*Work to be completed:* Exactly repeat the full listing that follows.

**********

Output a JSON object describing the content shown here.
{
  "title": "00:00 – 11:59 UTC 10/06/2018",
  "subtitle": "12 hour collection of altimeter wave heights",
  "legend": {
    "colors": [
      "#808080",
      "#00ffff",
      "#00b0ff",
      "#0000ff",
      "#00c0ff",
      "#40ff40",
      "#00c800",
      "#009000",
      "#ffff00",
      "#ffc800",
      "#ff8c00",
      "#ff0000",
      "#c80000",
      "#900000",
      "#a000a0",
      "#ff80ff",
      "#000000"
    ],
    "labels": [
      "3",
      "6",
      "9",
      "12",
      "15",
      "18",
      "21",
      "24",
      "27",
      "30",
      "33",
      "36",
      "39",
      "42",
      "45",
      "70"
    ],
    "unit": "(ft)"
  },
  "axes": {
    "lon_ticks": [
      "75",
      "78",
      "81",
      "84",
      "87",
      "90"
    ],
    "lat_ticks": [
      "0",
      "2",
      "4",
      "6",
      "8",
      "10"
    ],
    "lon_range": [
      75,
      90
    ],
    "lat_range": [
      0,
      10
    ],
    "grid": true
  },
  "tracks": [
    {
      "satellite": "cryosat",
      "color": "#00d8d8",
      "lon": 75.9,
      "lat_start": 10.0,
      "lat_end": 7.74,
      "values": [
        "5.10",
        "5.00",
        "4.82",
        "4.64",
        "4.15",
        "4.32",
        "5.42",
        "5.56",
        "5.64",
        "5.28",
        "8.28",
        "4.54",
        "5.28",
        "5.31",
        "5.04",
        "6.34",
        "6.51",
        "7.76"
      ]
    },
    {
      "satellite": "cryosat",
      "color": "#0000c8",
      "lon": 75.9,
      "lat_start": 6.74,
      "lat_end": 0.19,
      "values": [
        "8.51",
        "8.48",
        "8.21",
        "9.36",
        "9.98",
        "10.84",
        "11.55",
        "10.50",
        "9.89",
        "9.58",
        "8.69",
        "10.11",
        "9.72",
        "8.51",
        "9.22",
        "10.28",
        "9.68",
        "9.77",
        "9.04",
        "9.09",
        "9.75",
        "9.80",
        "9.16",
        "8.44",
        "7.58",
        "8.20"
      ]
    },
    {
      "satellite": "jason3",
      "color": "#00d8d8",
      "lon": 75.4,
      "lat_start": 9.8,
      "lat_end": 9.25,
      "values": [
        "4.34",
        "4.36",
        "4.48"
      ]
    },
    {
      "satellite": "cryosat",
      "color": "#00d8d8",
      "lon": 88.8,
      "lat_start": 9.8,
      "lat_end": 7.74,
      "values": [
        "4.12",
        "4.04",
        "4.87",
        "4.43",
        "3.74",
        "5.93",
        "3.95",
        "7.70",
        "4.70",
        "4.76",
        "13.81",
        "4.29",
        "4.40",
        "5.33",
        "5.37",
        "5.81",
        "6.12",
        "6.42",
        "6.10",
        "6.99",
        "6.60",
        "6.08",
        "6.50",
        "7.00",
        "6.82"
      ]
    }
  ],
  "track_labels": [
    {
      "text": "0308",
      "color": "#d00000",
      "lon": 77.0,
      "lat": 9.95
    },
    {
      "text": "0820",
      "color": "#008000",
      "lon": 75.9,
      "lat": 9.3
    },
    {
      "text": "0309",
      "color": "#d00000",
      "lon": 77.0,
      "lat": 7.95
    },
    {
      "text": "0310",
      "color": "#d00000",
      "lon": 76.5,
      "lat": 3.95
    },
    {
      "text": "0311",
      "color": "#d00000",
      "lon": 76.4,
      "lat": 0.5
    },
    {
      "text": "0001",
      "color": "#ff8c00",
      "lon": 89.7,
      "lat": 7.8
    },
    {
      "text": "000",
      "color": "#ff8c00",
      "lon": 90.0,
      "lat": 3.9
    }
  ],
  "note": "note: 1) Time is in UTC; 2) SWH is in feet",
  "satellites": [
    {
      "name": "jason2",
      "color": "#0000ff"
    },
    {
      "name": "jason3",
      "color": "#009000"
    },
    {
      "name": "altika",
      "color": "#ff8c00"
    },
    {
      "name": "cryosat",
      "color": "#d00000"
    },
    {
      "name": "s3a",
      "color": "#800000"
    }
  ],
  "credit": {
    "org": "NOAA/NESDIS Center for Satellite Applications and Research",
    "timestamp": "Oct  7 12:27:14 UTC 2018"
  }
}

**********

*Reply:*
Output a JSON object describing the content shown here.
{
  "title": "00:00 – 11:59 UTC 10/06/2018",
  "subtitle": "12 hour collection of altimeter wave heights",
  "legend": {
    "colors": [
      "#808080",
      "#00ffff",
      "#00b0ff",
      "#0000ff",
      "#00c0ff",
      "#40ff40",
      "#00c800",
      "#009000",
      "#ffff00",
      "#ffc800",
      "#ff8c00",
      "#ff0000",
      "#c80000",
      "#900000",
      "#a000a0",
      "#ff80ff",
      "#000000"
    ],
    "labels": [
      "3",
      "6",
      "9",
      "12",
      "15",
      "18",
      "21",
      "24",
      "27",
      "30",
      "33",
      "36",
      "39",
      "42",
      "45",
      "70"
    ],
    "unit": "(ft)"
  },
  "axes": {
    "lon_ticks": [
      "75",
      "78",
      "81",
      "84",
      "87",
      "90"
    ],
    "lat_ticks": [
      "0",
      "2",
      "4",
      "6",
      "8",
      "10"
    ],
    "lon_range": [
      75,
      90
    ],
    "lat_range": [
      0,
      10
    ],
    "grid": true
  },
  "tracks": [
    {
      "satellite": "cryosat",
      "color": "#00d8d8",
      "lon": 75.9,
      "lat_start": 10.0,
      "lat_end": 7.74,
      "values": [
        "5.10",
        "5.00",
        "4.82",
        "4.64",
        "4.15",
        "4.32",
        "5.42",
        "5.56",
        "5.64",
        "5.28",
        "8.28",
        "4.54",
        "5.28",
        "5.31",
        "5.04",
        "6.34",
        "6.51",
        "7.76"
      ]
    },
    {
      "satellite": "cryosat",
      "color": "#0000c8",
      "lon": 75.9,
      "lat_start": 6.74,
      "lat_end": 0.19,
      "values": [
        "8.51",
        "8.48",
        "8.21",
        "9.36",
        "9.98",
        "10.84",
        "11.55",
        "10.50",
        "9.89",
        "9.58",
        "8.69",
        "10.11",
        "9.72",
        "8.51",
        "9.22",
        "10.28",
        "9.68",
        "9.77",
        "9.04",
        "9.09",
        "9.75",
        "9.80",
        "9.16",
        "8.44",
        "7.58",
        "8.20"
      ]
    },
    {
      "satellite": "jason3",
      "color": "#00d8d8",
      "lon": 75.4,
      "lat_start": 9.8,
      "lat_end": 9.25,
      "values": [
        "4.34",
        "4.36",
        "4.48"
      ]
    },
    {
      "satellite": "cryosat",
      "color": "#00d8d8",
      "lon": 88.8,
      "lat_start": 9.8,
      "lat_end": 7.74,
      "values": [
        "4.12",
        "4.04",
        "4.87",
        "4.43",
        "3.74",
        "5.93",
        "3.95",
        "7.70",
        "4.70",
        "4.76",
        "13.81",
        "4.29",
        "4.40",
        "5.33",
        "5.37",
        "5.81",
        "6.12",
        "6.42",
        "6.10",
        "6.99",
        "6.60",
        "6.08",
        "6.50",
        "7.00",
        "6.82"
      ]
    }
  ],
  "track_labels": [
    {
      "text": "0308",
      "color": "#d00000",
      "lon": 77.0,
      "lat": 9.95
    },
    {
      "text": "0820",
      "color": "#008000",
      "lon": 75.9,
      "lat": 9.3
    },
    {
      "text": "0309",
      "color": "#d00000",
      "lon": 77.0,
      "lat": 7.95
    },
    {
      "text": "0310",
      "color": "#d00000",
      "lon": 76.5,
      "lat": 3.95
    },
    {
      "text": "0311",
      "color": "#d00000",
      "lon": 76.4,
      "lat": 0.5
    },
    {
      "text": "0001",
      "color": "#ff8c00",
      "lon": 89.7,
      "lat": 7.8
    },
    {
      "text": "000",
      "color": "#ff8c00",
      "lon": 90.0,
      "lat": 3.9
    }
  ],
  "note": "note: 1) Time is in UTC; 2) SWH is in feet",
  "satellites": [
    {
      "name": "jason2",
      "color": "#0000ff"
    },
    {
      "name": "jason3",
      "color": "#009000"
    },
    {
      "name": "altika",
      "color": "#ff8c00"
    },
    {
      "name": "cryosat",
      "color": "#d00000"
    },
    {
      "name": "s3a",
      "color": "#800000"
    }
  ],
  "credit": {
    "org": "NOAA/NESDIS Center for Satellite Applications and Research",
    "timestamp": "Oct  7 12:27:14 UTC 2018"
  }
}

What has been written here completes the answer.